REQUEST: Please pull out every line that includes the string "Market".
═══ INFORMATION GIVEN
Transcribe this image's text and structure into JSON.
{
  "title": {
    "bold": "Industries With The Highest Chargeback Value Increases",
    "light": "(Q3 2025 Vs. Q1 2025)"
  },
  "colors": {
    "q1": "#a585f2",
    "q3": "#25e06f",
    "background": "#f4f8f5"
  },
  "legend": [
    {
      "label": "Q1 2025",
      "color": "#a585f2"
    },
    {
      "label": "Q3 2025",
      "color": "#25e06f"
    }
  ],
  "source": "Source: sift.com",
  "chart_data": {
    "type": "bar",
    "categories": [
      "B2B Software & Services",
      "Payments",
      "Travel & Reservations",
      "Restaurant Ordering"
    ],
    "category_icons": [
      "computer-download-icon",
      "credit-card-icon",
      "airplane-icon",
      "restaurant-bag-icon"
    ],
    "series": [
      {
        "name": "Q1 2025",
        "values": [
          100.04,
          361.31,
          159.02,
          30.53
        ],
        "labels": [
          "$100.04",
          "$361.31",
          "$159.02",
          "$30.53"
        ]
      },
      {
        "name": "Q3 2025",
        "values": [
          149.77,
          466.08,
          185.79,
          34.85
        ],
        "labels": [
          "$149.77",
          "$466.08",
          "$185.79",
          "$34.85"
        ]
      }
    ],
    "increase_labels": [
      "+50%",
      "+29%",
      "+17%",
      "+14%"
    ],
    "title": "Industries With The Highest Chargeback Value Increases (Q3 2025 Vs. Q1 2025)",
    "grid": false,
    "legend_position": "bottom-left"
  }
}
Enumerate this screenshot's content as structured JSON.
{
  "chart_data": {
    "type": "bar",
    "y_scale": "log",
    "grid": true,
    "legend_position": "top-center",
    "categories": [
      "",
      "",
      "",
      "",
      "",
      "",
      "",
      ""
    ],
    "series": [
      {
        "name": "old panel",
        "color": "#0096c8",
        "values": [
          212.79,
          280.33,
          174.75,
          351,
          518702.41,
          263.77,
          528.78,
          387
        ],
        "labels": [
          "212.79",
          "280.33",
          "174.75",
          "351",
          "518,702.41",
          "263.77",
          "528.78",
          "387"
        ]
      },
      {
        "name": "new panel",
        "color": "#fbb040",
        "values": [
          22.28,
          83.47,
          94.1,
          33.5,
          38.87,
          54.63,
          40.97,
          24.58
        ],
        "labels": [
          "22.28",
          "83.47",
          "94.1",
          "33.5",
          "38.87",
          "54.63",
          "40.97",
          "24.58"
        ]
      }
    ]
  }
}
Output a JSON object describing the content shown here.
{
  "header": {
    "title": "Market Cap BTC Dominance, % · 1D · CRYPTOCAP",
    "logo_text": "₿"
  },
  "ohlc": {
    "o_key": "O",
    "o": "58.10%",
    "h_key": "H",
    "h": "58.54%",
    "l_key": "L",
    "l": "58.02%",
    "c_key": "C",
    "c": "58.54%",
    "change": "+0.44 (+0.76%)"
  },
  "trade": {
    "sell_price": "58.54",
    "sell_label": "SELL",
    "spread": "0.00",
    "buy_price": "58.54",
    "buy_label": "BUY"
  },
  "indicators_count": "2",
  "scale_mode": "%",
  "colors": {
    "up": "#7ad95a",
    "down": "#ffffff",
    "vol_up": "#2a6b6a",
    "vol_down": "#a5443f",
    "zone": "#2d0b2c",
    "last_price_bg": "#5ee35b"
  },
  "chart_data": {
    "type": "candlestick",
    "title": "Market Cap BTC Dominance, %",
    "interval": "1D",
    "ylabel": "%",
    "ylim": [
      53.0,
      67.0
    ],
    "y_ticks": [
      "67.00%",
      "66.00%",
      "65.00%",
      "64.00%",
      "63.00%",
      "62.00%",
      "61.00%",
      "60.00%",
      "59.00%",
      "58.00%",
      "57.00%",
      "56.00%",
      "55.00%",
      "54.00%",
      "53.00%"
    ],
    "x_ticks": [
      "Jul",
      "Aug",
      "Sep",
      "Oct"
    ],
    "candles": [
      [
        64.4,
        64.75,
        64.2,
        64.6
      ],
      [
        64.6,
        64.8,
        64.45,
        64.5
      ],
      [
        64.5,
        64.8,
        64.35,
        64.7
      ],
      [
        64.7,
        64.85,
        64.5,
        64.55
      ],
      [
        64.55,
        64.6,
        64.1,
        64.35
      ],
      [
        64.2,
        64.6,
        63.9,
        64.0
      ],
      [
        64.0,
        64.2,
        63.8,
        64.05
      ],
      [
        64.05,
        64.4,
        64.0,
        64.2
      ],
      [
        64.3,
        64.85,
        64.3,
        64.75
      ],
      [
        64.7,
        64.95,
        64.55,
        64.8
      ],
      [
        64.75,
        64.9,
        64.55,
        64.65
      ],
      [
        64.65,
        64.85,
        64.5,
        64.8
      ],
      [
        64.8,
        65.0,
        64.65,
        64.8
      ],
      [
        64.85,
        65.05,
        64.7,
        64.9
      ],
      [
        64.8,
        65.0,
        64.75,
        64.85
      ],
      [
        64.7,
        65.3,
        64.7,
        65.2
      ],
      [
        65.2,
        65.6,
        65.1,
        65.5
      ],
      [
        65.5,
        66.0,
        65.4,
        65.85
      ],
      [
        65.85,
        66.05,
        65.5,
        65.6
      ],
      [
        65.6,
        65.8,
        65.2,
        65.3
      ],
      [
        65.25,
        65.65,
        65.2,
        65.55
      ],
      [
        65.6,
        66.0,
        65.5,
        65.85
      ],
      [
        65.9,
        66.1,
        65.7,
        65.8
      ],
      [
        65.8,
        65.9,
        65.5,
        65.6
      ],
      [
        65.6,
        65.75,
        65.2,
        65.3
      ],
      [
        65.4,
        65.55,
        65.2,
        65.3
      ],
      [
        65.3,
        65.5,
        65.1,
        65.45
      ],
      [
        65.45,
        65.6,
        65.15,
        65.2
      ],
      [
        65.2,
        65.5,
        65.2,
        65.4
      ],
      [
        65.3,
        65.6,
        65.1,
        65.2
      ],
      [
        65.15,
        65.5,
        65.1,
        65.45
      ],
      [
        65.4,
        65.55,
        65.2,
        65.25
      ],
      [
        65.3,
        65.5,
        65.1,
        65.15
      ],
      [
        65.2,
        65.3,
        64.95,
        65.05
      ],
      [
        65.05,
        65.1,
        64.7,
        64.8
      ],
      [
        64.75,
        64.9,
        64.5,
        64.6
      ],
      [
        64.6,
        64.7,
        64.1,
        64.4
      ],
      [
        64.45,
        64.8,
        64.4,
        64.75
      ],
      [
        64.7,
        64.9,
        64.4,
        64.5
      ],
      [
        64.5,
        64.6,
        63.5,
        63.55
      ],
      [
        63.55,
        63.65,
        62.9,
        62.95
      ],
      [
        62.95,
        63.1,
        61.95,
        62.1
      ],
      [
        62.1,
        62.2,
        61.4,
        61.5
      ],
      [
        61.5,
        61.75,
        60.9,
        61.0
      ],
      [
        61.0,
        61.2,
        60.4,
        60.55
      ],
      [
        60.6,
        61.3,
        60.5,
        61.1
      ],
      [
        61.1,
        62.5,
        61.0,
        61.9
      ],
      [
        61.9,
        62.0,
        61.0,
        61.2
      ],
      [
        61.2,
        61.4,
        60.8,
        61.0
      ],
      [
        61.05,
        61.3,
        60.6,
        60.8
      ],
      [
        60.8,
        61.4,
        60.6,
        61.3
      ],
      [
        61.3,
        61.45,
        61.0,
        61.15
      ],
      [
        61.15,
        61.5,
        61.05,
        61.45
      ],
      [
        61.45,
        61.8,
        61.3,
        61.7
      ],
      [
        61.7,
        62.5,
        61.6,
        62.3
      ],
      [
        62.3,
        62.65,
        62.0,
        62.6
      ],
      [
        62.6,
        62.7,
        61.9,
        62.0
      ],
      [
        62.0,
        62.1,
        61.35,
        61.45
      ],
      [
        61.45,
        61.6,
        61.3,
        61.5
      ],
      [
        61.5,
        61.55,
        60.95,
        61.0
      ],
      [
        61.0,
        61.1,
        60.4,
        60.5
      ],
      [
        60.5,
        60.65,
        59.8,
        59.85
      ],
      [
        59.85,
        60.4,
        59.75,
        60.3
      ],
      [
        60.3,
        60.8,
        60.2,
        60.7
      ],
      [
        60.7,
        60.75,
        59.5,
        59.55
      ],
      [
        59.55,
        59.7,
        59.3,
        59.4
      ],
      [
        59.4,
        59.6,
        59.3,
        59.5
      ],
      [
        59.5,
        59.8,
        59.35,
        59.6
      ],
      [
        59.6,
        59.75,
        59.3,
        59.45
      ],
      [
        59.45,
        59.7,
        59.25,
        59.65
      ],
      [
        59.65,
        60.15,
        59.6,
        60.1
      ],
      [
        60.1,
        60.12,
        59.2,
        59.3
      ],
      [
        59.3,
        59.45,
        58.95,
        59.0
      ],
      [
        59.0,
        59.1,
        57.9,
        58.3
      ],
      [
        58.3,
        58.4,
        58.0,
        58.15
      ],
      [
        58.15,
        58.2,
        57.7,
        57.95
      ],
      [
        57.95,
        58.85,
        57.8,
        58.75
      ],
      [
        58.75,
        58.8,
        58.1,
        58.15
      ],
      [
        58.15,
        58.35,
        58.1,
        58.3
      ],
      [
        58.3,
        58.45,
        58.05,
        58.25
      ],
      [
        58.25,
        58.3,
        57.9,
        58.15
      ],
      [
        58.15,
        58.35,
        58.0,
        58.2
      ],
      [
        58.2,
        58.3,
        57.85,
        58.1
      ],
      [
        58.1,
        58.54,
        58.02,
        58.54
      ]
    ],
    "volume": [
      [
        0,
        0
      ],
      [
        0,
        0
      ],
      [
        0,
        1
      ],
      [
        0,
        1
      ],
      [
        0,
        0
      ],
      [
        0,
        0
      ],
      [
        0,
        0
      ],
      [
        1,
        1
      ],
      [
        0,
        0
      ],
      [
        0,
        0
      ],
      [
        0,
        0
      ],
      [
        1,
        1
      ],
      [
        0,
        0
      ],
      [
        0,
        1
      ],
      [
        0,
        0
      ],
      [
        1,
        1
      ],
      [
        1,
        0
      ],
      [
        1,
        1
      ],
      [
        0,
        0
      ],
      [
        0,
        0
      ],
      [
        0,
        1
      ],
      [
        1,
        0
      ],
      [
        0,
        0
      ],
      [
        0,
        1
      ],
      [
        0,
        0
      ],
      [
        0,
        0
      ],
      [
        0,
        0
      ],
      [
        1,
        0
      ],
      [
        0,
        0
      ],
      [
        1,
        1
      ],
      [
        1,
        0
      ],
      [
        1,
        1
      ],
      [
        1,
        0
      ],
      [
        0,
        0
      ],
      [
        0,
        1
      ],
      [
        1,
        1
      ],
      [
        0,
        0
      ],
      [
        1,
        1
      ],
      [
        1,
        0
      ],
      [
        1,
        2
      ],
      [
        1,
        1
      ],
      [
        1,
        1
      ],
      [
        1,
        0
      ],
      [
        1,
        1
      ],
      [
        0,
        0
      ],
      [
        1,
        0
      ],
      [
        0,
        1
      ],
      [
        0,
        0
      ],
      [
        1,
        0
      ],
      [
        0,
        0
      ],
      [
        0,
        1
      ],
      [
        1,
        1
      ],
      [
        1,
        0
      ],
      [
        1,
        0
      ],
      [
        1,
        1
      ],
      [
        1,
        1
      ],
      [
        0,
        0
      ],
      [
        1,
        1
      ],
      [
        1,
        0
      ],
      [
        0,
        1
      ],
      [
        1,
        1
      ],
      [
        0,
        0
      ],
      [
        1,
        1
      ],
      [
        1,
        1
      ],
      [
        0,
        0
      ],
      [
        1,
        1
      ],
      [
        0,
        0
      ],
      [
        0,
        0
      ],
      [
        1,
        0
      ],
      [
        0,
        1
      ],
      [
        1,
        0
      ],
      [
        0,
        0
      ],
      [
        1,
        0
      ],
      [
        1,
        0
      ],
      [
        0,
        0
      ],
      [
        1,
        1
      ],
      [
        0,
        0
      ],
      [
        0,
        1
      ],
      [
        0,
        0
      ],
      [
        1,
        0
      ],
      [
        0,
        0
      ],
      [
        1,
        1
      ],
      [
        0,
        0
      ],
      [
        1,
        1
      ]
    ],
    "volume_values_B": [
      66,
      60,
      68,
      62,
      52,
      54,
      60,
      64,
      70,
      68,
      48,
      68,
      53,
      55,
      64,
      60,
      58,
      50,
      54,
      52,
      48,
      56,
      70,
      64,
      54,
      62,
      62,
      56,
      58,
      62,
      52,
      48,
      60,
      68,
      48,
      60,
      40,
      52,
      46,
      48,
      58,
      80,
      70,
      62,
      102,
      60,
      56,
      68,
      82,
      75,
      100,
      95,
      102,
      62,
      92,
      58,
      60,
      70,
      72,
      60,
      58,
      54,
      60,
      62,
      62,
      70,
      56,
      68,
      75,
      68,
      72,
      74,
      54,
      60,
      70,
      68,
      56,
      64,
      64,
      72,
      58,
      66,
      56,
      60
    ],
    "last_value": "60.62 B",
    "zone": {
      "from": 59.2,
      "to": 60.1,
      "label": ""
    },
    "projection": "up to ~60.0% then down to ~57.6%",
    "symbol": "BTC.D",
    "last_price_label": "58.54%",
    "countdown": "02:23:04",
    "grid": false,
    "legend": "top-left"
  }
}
══════
RESULT:
    "title": "Market Cap BTC Dominance, % · 1D · CRYPTOCAP",
    "title": "Market Cap BTC Dominance, %",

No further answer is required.